>>>>
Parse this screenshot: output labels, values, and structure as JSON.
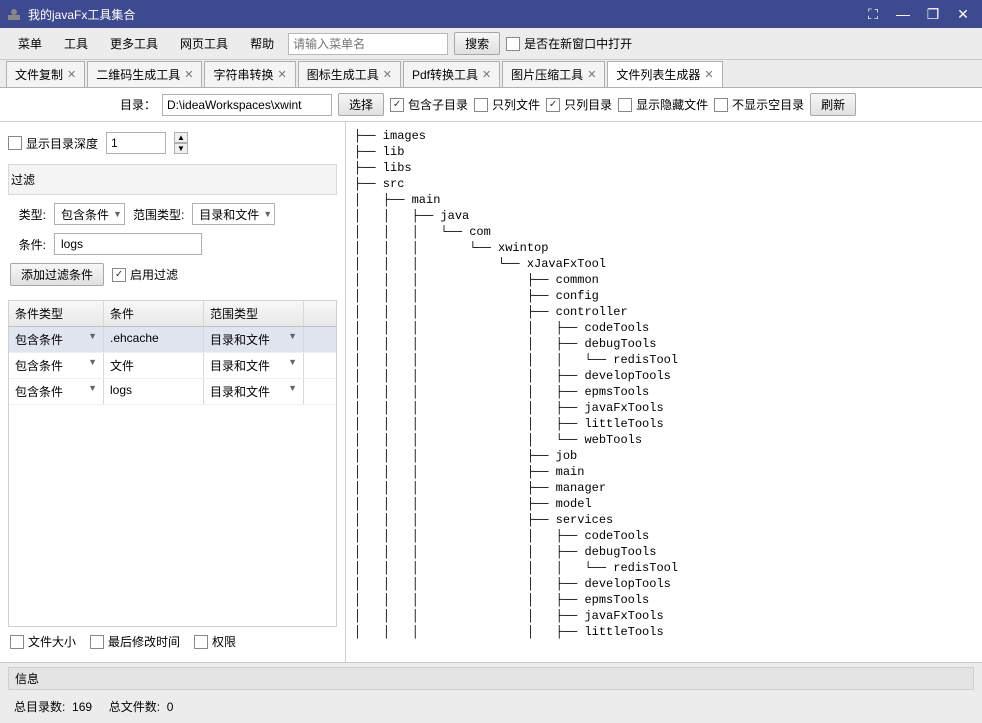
{
  "window": {
    "title": "我的javaFx工具集合",
    "maximize_icon": "⛶",
    "minimize_icon": "—",
    "restore_icon": "❐",
    "close_icon": "✕"
  },
  "menubar": {
    "items": [
      "菜单",
      "工具",
      "更多工具",
      "网页工具",
      "帮助"
    ],
    "search_placeholder": "请输入菜单名",
    "search_btn": "搜索",
    "new_window_label": "是否在新窗口中打开"
  },
  "tabs": [
    {
      "label": "文件复制",
      "active": false
    },
    {
      "label": "二维码生成工具",
      "active": false
    },
    {
      "label": "字符串转换",
      "active": false
    },
    {
      "label": "图标生成工具",
      "active": false
    },
    {
      "label": "Pdf转换工具",
      "active": false
    },
    {
      "label": "图片压缩工具",
      "active": false
    },
    {
      "label": "文件列表生成器",
      "active": true
    }
  ],
  "toolbar": {
    "dir_label": "目录：",
    "path_value": "D:\\ideaWorkspaces\\xwint",
    "choose_btn": "选择",
    "include_sub": "包含子目录",
    "only_files": "只列文件",
    "only_dirs": "只列目录",
    "show_hidden": "显示隐藏文件",
    "hide_empty": "不显示空目录",
    "refresh_btn": "刷新",
    "include_sub_checked": true,
    "only_files_checked": false,
    "only_dirs_checked": true,
    "show_hidden_checked": false,
    "hide_empty_checked": false
  },
  "left": {
    "show_depth_label": "显示目录深度",
    "depth_value": "1",
    "filter_title": "过滤",
    "type_label": "类型:",
    "type_value": "包含条件",
    "scope_type_label": "范围类型:",
    "scope_type_value": "目录和文件",
    "cond_label": "条件:",
    "cond_value": "logs",
    "add_filter_btn": "添加过滤条件",
    "enable_filter_label": "启用过滤",
    "enable_filter_checked": true,
    "table": {
      "headers": [
        "条件类型",
        "条件",
        "范围类型"
      ],
      "rows": [
        {
          "type": "包含条件",
          "cond": ".ehcache",
          "scope": "目录和文件",
          "selected": true
        },
        {
          "type": "包含条件",
          "cond": "文件",
          "scope": "目录和文件",
          "selected": false
        },
        {
          "type": "包含条件",
          "cond": "logs",
          "scope": "目录和文件",
          "selected": false
        }
      ]
    },
    "file_size_label": "文件大小",
    "mod_time_label": "最后修改时间",
    "perm_label": "权限"
  },
  "tree_text": "├── images\n├── lib\n├── libs\n├── src\n│   ├── main\n│   │   ├── java\n│   │   │   └── com\n│   │   │       └── xwintop\n│   │   │           └── xJavaFxTool\n│   │   │               ├── common\n│   │   │               ├── config\n│   │   │               ├── controller\n│   │   │               │   ├── codeTools\n│   │   │               │   ├── debugTools\n│   │   │               │   │   └── redisTool\n│   │   │               │   ├── developTools\n│   │   │               │   ├── epmsTools\n│   │   │               │   ├── javaFxTools\n│   │   │               │   ├── littleTools\n│   │   │               │   └── webTools\n│   │   │               ├── job\n│   │   │               ├── main\n│   │   │               ├── manager\n│   │   │               ├── model\n│   │   │               ├── services\n│   │   │               │   ├── codeTools\n│   │   │               │   ├── debugTools\n│   │   │               │   │   └── redisTool\n│   │   │               │   ├── developTools\n│   │   │               │   ├── epmsTools\n│   │   │               │   ├── javaFxTools\n│   │   │               │   ├── littleTools",
  "info": {
    "title": "信息",
    "dir_count_label": "总目录数:",
    "dir_count": "169",
    "file_count_label": "总文件数:",
    "file_count": "0"
  }
}
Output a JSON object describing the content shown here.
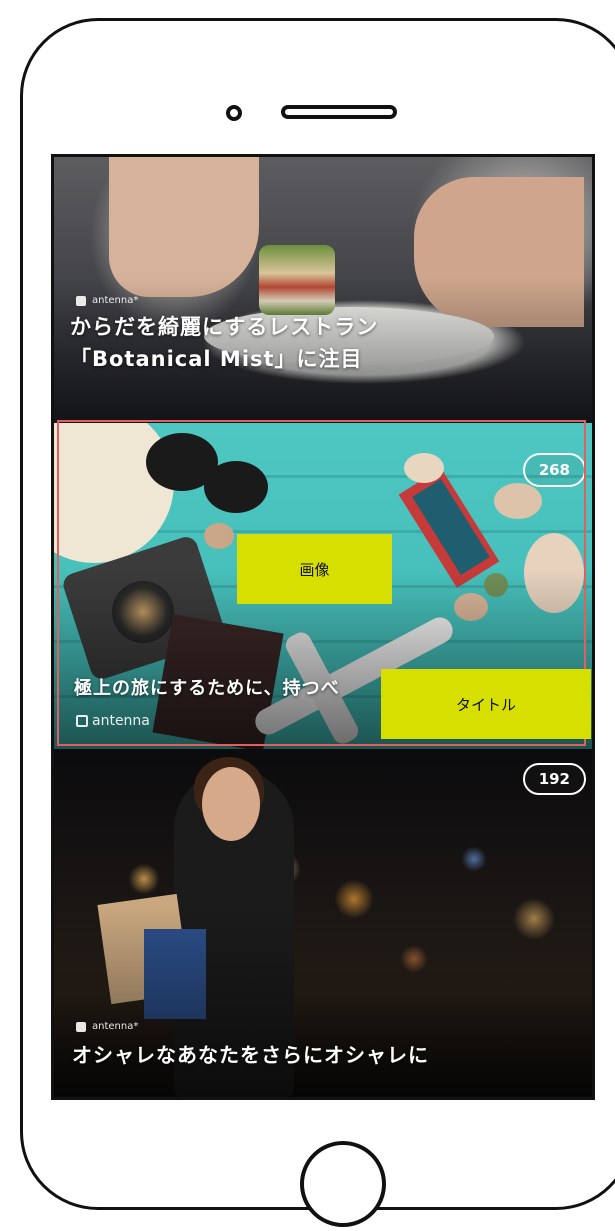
<<<<
| Work instructions |
Go through the records and pull out each line that includes the word "JSON".

| Result |
Parse this screenshot: output labels, values, and structure as JSON.
Output a JSON object describing the content shown here.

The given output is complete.